# [Exercise aim]
Give the material once more, word for word, without any images.

# [Record list]

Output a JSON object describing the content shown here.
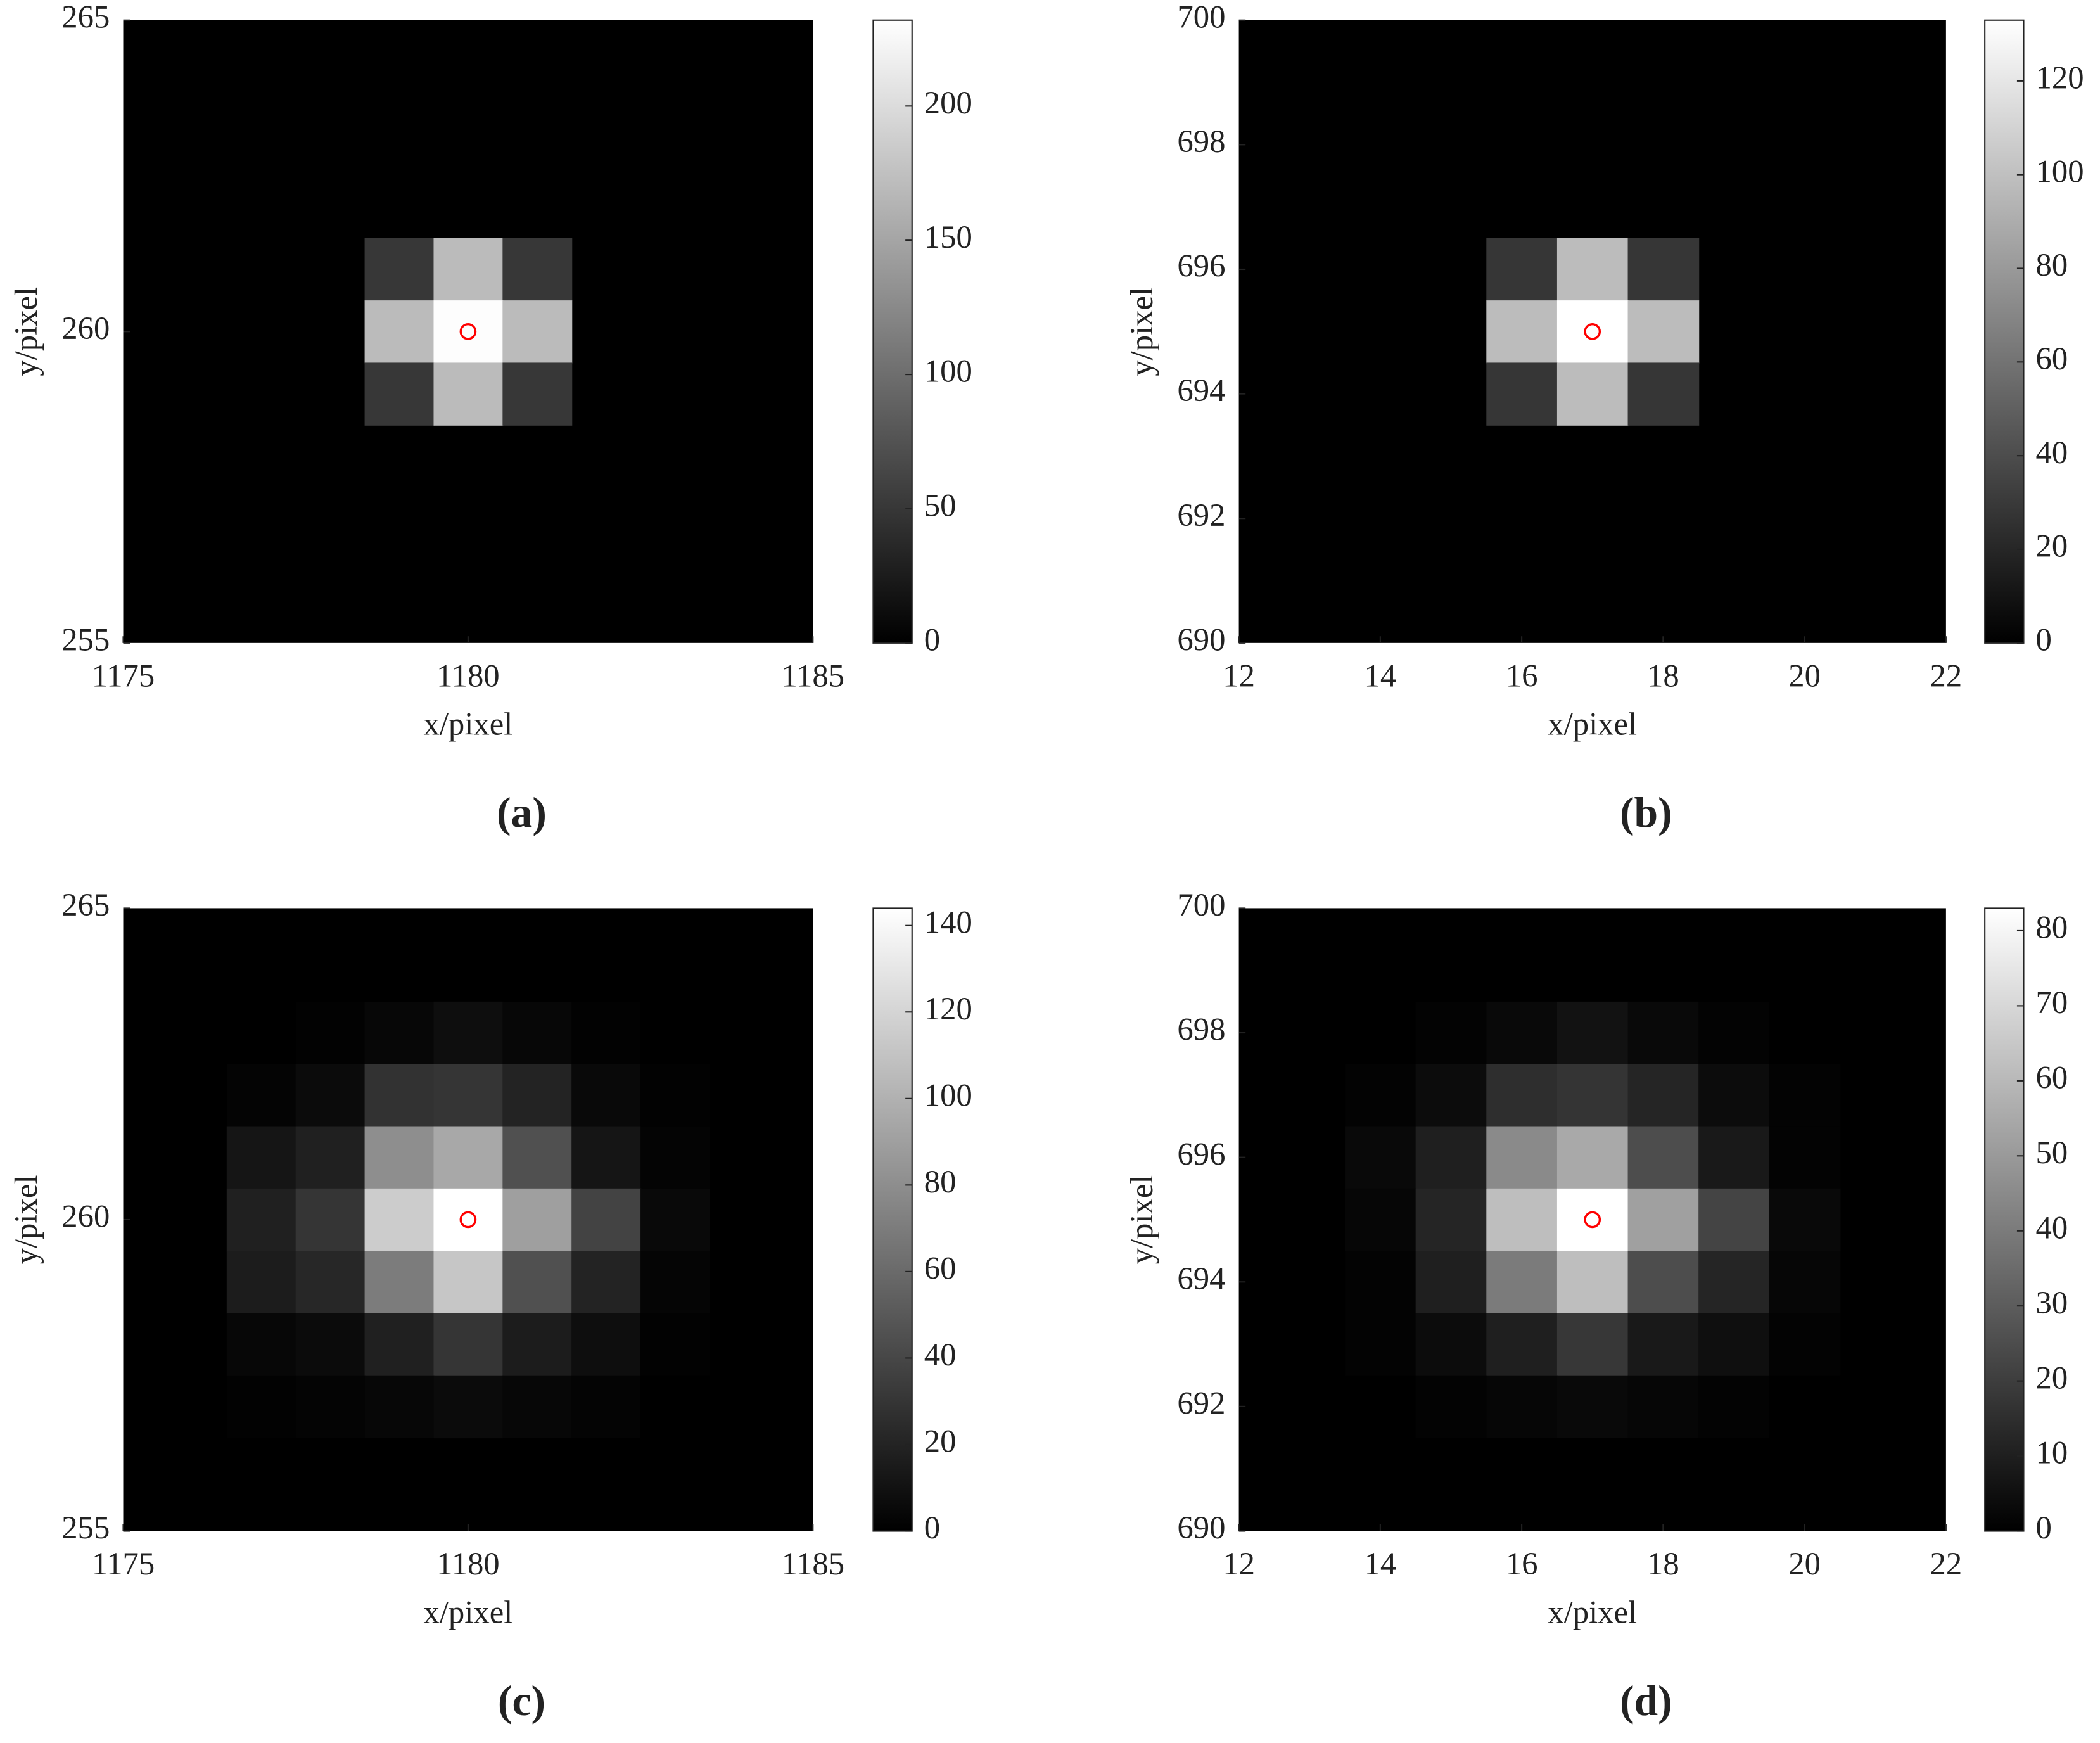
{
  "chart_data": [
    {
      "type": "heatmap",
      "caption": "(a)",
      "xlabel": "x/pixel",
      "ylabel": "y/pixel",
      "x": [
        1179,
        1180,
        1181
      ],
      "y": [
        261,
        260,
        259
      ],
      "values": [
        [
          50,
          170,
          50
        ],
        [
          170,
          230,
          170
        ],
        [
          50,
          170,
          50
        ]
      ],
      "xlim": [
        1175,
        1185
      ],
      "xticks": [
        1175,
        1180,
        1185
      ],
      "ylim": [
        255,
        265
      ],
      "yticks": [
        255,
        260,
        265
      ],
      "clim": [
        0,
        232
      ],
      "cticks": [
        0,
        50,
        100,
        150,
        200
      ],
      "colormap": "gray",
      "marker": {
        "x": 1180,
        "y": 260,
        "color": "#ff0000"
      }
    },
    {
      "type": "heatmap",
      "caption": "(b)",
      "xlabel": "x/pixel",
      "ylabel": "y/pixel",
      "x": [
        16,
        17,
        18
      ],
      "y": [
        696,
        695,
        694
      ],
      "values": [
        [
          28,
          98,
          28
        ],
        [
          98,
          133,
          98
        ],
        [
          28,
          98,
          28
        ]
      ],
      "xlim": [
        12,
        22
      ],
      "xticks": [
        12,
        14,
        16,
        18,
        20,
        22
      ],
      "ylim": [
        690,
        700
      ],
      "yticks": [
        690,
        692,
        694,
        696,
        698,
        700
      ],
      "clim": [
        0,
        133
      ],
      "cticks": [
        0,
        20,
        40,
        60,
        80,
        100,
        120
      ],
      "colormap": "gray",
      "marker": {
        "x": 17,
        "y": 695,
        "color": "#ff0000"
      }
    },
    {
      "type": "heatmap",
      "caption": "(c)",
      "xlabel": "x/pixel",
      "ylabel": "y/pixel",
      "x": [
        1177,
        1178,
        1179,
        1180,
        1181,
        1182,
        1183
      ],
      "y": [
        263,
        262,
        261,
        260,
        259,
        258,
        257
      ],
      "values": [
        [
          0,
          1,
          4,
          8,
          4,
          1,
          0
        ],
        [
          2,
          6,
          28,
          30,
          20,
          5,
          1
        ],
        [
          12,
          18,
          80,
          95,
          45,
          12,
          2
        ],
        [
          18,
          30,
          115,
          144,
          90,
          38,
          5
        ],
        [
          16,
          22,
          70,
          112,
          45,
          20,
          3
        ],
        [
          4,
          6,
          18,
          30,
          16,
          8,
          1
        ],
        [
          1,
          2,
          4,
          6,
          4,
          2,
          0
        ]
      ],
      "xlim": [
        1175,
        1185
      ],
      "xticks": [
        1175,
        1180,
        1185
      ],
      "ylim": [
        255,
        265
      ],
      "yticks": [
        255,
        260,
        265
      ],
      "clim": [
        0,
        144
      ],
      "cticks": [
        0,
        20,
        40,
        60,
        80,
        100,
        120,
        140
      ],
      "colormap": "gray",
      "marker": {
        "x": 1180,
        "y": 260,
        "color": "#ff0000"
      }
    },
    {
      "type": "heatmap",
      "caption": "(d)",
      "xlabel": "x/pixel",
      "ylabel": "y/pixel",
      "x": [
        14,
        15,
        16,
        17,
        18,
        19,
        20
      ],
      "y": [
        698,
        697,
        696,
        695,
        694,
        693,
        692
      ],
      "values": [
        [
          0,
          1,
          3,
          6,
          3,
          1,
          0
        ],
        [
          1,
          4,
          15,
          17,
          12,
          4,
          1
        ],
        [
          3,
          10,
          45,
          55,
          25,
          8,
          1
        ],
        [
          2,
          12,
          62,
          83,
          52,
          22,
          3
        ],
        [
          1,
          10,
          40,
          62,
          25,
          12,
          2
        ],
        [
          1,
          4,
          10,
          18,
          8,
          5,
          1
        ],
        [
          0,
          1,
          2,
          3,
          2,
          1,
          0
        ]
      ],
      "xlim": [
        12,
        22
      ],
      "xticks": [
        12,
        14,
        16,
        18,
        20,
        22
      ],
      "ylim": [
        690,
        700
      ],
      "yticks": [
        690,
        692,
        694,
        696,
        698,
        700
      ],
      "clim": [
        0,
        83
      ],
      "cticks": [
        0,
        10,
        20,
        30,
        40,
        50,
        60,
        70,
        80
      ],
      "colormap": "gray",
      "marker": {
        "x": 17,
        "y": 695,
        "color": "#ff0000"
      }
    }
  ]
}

# [Answer for the task]
Output a JSON object describing the content shown here.
{
  "chart_data": [
    {
      "type": "heatmap",
      "caption": "(a)",
      "xlabel": "x/pixel",
      "ylabel": "y/pixel",
      "x": [
        1179,
        1180,
        1181
      ],
      "y": [
        261,
        260,
        259
      ],
      "values": [
        [
          50,
          170,
          50
        ],
        [
          170,
          230,
          170
        ],
        [
          50,
          170,
          50
        ]
      ],
      "xlim": [
        1175,
        1185
      ],
      "xticks": [
        1175,
        1180,
        1185
      ],
      "ylim": [
        255,
        265
      ],
      "yticks": [
        255,
        260,
        265
      ],
      "clim": [
        0,
        232
      ],
      "cticks": [
        0,
        50,
        100,
        150,
        200
      ],
      "colormap": "gray",
      "marker": {
        "x": 1180,
        "y": 260,
        "color": "#ff0000"
      }
    },
    {
      "type": "heatmap",
      "caption": "(b)",
      "xlabel": "x/pixel",
      "ylabel": "y/pixel",
      "x": [
        16,
        17,
        18
      ],
      "y": [
        696,
        695,
        694
      ],
      "values": [
        [
          28,
          98,
          28
        ],
        [
          98,
          133,
          98
        ],
        [
          28,
          98,
          28
        ]
      ],
      "xlim": [
        12,
        22
      ],
      "xticks": [
        12,
        14,
        16,
        18,
        20,
        22
      ],
      "ylim": [
        690,
        700
      ],
      "yticks": [
        690,
        692,
        694,
        696,
        698,
        700
      ],
      "clim": [
        0,
        133
      ],
      "cticks": [
        0,
        20,
        40,
        60,
        80,
        100,
        120
      ],
      "colormap": "gray",
      "marker": {
        "x": 17,
        "y": 695,
        "color": "#ff0000"
      }
    },
    {
      "type": "heatmap",
      "caption": "(c)",
      "xlabel": "x/pixel",
      "ylabel": "y/pixel",
      "x": [
        1177,
        1178,
        1179,
        1180,
        1181,
        1182,
        1183
      ],
      "y": [
        263,
        262,
        261,
        260,
        259,
        258,
        257
      ],
      "values": [
        [
          0,
          1,
          4,
          8,
          4,
          1,
          0
        ],
        [
          2,
          6,
          28,
          30,
          20,
          5,
          1
        ],
        [
          12,
          18,
          80,
          95,
          45,
          12,
          2
        ],
        [
          18,
          30,
          115,
          144,
          90,
          38,
          5
        ],
        [
          16,
          22,
          70,
          112,
          45,
          20,
          3
        ],
        [
          4,
          6,
          18,
          30,
          16,
          8,
          1
        ],
        [
          1,
          2,
          4,
          6,
          4,
          2,
          0
        ]
      ],
      "xlim": [
        1175,
        1185
      ],
      "xticks": [
        1175,
        1180,
        1185
      ],
      "ylim": [
        255,
        265
      ],
      "yticks": [
        255,
        260,
        265
      ],
      "clim": [
        0,
        144
      ],
      "cticks": [
        0,
        20,
        40,
        60,
        80,
        100,
        120,
        140
      ],
      "colormap": "gray",
      "marker": {
        "x": 1180,
        "y": 260,
        "color": "#ff0000"
      }
    },
    {
      "type": "heatmap",
      "caption": "(d)",
      "xlabel": "x/pixel",
      "ylabel": "y/pixel",
      "x": [
        14,
        15,
        16,
        17,
        18,
        19,
        20
      ],
      "y": [
        698,
        697,
        696,
        695,
        694,
        693,
        692
      ],
      "values": [
        [
          0,
          1,
          3,
          6,
          3,
          1,
          0
        ],
        [
          1,
          4,
          15,
          17,
          12,
          4,
          1
        ],
        [
          3,
          10,
          45,
          55,
          25,
          8,
          1
        ],
        [
          2,
          12,
          62,
          83,
          52,
          22,
          3
        ],
        [
          1,
          10,
          40,
          62,
          25,
          12,
          2
        ],
        [
          1,
          4,
          10,
          18,
          8,
          5,
          1
        ],
        [
          0,
          1,
          2,
          3,
          2,
          1,
          0
        ]
      ],
      "xlim": [
        12,
        22
      ],
      "xticks": [
        12,
        14,
        16,
        18,
        20,
        22
      ],
      "ylim": [
        690,
        700
      ],
      "yticks": [
        690,
        692,
        694,
        696,
        698,
        700
      ],
      "clim": [
        0,
        83
      ],
      "cticks": [
        0,
        10,
        20,
        30,
        40,
        50,
        60,
        70,
        80
      ],
      "colormap": "gray",
      "marker": {
        "x": 17,
        "y": 695,
        "color": "#ff0000"
      }
    }
  ]
}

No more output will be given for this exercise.